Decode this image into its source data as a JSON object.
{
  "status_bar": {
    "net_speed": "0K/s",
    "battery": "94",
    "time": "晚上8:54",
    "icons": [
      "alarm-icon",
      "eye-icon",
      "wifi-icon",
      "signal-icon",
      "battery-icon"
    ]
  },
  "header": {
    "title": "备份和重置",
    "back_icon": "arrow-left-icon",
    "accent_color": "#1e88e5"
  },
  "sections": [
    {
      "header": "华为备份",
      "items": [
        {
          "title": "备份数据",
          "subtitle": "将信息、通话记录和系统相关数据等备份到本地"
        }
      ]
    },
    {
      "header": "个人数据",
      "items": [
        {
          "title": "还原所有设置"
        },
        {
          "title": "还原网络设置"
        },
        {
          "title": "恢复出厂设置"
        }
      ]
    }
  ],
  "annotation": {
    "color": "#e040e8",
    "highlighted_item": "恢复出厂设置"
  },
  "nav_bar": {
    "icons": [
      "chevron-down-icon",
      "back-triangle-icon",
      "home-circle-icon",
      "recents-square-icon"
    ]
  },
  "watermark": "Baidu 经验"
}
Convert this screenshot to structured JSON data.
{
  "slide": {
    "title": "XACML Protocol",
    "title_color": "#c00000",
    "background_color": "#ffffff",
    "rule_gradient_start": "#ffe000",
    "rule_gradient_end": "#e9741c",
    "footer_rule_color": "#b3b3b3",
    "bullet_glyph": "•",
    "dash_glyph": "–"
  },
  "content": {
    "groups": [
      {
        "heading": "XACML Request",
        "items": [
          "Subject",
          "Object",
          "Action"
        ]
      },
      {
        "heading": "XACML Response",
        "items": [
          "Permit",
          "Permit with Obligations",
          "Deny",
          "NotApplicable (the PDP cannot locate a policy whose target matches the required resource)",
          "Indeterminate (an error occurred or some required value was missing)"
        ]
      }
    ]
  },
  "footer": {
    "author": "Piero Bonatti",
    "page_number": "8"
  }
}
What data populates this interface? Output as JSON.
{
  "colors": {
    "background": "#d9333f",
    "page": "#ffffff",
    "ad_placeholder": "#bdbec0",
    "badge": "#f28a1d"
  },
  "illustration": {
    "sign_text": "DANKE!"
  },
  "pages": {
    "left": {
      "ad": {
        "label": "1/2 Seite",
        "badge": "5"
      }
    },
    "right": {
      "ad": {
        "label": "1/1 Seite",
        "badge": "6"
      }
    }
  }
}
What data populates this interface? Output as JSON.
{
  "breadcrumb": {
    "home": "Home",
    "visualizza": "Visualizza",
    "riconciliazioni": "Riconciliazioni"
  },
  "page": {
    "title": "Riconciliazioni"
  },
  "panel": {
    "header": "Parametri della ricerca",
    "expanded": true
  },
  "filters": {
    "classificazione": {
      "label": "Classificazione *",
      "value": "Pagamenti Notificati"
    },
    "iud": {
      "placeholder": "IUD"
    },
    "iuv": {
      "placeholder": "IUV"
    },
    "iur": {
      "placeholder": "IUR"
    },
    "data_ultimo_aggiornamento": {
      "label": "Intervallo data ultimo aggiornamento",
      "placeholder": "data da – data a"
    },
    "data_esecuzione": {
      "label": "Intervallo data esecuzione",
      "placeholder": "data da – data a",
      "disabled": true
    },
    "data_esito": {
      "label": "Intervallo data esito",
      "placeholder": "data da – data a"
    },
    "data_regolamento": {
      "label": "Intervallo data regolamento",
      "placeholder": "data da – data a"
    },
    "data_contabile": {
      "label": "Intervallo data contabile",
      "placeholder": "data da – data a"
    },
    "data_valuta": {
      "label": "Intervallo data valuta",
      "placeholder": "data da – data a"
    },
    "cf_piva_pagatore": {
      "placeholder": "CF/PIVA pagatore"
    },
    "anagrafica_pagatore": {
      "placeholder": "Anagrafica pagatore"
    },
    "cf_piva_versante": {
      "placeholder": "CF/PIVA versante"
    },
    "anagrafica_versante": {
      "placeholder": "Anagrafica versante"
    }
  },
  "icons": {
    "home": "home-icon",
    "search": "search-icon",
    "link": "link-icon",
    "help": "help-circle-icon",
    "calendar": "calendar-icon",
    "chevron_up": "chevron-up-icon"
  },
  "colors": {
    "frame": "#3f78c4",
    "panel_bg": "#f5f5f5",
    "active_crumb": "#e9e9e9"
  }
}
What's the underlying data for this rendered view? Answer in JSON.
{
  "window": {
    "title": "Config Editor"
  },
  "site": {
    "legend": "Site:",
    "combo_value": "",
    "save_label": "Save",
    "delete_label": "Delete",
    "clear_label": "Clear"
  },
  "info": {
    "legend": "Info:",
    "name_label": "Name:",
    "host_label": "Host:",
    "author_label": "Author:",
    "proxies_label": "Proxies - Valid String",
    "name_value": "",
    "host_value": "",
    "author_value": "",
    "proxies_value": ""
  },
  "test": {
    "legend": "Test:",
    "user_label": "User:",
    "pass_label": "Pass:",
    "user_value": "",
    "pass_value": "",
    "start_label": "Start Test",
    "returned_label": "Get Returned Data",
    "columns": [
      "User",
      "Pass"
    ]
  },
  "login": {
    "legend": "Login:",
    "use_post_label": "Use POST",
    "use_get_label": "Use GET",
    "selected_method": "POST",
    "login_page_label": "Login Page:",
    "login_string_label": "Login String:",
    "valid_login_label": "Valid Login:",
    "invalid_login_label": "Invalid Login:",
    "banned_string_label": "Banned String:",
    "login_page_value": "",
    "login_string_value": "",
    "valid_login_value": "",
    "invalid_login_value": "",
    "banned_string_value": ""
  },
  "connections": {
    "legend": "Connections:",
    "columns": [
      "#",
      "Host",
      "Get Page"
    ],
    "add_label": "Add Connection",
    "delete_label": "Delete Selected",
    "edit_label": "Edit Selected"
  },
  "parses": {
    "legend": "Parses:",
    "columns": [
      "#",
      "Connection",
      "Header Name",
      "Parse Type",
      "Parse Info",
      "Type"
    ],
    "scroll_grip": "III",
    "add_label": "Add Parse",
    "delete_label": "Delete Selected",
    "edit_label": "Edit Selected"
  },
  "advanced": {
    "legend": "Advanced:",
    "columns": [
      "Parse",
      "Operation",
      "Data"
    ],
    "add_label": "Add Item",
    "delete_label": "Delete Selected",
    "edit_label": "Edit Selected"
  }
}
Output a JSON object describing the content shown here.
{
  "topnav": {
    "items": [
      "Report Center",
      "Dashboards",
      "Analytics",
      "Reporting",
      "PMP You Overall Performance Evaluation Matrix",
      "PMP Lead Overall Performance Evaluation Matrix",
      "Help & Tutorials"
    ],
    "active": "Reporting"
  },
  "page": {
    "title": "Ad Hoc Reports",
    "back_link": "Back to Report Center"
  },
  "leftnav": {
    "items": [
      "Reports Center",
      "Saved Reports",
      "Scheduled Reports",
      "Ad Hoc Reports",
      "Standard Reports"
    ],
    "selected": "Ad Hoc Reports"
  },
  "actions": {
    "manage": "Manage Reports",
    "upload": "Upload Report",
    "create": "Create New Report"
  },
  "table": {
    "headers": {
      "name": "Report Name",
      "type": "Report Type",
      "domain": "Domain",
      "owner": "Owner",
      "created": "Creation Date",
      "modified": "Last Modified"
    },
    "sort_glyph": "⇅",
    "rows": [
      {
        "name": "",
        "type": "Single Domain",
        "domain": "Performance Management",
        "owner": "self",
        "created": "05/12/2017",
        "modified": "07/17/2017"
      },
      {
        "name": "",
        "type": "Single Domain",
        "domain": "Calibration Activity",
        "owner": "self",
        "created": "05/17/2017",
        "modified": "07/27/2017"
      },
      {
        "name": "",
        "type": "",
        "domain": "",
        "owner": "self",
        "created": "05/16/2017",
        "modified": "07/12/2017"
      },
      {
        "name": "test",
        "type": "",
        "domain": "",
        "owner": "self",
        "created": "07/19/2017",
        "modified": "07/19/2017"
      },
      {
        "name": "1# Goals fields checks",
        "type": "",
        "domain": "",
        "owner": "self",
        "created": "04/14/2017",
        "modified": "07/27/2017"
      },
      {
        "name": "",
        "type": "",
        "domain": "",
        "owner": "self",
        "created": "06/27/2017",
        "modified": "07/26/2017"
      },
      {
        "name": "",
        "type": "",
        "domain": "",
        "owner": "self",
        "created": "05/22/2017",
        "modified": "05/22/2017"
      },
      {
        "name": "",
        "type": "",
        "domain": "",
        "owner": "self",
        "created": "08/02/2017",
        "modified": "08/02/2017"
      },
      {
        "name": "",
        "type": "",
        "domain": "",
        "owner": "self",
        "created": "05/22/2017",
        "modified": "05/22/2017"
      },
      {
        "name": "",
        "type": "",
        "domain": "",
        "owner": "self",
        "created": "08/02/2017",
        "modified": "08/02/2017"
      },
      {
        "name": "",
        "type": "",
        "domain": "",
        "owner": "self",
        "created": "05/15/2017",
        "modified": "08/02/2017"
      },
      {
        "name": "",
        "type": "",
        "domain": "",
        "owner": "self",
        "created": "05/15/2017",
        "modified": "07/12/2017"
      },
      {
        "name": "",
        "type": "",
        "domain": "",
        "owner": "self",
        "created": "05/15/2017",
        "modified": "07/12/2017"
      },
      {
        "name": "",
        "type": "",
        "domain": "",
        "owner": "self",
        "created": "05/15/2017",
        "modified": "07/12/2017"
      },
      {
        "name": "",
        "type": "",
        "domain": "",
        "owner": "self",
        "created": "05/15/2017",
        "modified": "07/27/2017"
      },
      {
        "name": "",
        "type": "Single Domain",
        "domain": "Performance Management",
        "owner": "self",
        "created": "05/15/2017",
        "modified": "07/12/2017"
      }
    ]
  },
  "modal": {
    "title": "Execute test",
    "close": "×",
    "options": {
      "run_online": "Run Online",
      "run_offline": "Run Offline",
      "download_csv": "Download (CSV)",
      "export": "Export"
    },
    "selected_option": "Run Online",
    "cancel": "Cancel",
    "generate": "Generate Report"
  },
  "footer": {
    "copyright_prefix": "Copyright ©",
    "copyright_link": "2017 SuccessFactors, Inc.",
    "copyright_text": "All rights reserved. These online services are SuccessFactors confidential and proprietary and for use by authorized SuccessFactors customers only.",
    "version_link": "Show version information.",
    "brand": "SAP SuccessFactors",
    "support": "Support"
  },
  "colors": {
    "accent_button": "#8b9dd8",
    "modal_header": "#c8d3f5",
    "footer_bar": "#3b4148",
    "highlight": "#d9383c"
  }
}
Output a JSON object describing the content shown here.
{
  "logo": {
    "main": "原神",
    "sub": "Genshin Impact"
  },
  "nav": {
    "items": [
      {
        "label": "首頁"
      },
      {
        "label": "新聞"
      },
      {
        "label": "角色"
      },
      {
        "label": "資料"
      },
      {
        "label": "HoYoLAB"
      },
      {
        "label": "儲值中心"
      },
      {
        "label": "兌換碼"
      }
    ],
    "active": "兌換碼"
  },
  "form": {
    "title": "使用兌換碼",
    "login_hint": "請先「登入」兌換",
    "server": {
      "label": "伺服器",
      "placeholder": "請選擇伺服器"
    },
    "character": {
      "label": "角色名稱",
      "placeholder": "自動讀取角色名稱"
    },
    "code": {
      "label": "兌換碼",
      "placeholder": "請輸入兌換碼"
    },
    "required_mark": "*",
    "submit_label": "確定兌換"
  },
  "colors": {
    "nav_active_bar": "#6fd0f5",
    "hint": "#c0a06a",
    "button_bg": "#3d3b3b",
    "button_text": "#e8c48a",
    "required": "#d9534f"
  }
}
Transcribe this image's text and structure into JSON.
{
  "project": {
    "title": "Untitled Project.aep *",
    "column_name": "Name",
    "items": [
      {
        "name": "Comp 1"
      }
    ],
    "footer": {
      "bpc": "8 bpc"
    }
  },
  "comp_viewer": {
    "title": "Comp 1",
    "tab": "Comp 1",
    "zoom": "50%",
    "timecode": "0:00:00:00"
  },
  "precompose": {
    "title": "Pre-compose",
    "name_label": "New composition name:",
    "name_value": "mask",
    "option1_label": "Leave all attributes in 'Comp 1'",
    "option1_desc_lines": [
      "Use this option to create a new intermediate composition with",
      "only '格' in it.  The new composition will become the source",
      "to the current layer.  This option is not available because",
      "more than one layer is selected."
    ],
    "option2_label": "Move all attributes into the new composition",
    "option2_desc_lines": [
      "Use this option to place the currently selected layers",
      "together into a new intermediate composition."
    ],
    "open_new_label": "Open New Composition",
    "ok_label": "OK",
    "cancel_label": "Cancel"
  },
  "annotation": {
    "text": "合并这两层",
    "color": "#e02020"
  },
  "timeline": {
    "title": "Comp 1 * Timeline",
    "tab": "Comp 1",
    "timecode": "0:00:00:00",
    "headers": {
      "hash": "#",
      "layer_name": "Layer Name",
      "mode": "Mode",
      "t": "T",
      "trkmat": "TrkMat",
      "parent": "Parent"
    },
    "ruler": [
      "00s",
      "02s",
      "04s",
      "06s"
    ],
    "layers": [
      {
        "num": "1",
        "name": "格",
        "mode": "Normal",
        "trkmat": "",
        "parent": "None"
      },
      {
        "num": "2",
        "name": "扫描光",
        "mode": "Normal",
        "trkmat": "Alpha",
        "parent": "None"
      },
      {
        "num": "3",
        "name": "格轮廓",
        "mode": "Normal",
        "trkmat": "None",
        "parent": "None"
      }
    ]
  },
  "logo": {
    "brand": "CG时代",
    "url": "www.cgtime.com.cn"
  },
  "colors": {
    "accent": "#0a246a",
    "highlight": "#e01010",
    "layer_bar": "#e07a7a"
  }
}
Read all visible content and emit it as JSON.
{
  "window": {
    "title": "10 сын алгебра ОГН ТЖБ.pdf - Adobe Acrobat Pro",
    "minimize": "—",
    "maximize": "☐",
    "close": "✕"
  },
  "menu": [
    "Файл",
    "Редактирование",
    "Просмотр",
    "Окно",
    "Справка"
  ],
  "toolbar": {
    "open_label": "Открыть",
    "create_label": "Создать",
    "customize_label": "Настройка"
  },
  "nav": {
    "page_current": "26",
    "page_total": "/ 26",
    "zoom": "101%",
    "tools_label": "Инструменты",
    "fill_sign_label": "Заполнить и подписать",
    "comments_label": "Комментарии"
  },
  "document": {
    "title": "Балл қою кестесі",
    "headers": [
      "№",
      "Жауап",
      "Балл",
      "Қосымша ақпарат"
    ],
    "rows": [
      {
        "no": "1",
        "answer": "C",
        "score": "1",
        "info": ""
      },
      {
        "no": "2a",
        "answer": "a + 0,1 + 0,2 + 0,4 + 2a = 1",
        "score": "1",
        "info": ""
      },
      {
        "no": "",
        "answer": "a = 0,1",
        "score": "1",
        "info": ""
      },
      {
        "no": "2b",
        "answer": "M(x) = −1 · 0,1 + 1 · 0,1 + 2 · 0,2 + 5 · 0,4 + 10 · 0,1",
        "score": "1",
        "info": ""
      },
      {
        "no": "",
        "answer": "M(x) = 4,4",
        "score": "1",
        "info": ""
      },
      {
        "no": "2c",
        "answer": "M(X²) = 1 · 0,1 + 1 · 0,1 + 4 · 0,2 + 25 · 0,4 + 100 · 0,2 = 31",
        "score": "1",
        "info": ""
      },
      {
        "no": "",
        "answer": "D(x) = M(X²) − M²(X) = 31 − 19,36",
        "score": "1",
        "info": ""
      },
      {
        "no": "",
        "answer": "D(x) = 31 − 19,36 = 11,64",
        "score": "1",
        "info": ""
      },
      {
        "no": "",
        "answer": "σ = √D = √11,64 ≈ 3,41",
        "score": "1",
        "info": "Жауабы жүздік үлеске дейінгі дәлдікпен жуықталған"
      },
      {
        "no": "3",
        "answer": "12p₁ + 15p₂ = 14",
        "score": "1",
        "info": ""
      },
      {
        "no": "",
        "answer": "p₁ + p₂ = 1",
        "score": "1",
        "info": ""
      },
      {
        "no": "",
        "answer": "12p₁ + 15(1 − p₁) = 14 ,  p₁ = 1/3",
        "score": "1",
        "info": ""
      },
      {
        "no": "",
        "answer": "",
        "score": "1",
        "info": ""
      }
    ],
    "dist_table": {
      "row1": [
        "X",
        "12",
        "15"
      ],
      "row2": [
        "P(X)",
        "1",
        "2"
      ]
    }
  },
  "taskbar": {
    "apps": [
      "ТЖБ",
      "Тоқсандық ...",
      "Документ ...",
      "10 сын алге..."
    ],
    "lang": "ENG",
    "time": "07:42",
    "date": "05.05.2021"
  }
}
⁂
== Directions for this task ==
In the listing above, find the lines holding the word "ffffff" and copy them.

== Solved exercise ==
    "background_color": "#ffffff",
    "page": "#ffffff",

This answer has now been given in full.